| Dataset records |
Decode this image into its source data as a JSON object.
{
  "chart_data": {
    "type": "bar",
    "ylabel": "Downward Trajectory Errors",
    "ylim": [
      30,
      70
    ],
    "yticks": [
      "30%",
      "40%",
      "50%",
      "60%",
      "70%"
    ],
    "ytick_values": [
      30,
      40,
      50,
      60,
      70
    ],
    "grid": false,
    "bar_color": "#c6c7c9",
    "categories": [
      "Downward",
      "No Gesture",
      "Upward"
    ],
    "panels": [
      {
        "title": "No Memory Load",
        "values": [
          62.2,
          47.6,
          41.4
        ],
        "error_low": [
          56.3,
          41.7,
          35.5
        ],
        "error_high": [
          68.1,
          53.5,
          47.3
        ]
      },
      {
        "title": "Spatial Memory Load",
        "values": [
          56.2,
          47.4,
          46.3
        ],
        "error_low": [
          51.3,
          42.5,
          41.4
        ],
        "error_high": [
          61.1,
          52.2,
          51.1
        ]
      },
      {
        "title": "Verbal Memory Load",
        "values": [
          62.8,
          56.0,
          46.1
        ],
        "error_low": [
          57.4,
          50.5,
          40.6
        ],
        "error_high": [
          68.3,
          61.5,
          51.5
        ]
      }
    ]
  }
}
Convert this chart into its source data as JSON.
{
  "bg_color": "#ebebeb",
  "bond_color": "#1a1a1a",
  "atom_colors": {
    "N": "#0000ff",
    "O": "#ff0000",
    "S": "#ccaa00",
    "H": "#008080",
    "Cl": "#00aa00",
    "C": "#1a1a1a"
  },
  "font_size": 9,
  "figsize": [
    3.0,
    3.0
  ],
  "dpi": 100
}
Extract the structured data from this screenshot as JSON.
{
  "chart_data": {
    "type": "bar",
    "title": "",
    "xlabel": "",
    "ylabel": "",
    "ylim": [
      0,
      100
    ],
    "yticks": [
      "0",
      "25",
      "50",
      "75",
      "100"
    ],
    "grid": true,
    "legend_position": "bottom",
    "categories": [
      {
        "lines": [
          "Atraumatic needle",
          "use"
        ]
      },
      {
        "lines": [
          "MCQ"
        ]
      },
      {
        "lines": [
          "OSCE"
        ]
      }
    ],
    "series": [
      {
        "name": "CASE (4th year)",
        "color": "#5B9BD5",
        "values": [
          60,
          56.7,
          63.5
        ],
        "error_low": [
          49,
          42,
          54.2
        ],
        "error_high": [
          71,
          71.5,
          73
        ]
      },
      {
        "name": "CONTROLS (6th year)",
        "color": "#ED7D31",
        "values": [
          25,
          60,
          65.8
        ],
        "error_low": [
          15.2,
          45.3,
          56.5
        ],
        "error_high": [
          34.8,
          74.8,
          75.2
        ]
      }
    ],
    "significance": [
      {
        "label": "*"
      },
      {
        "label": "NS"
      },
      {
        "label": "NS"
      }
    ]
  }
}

| Exercise |
Return from the data every line that holds "into".

| Solution to this exercise |
Decode this image into its source data as a JSON object.
Convert this chart into its source data as JSON.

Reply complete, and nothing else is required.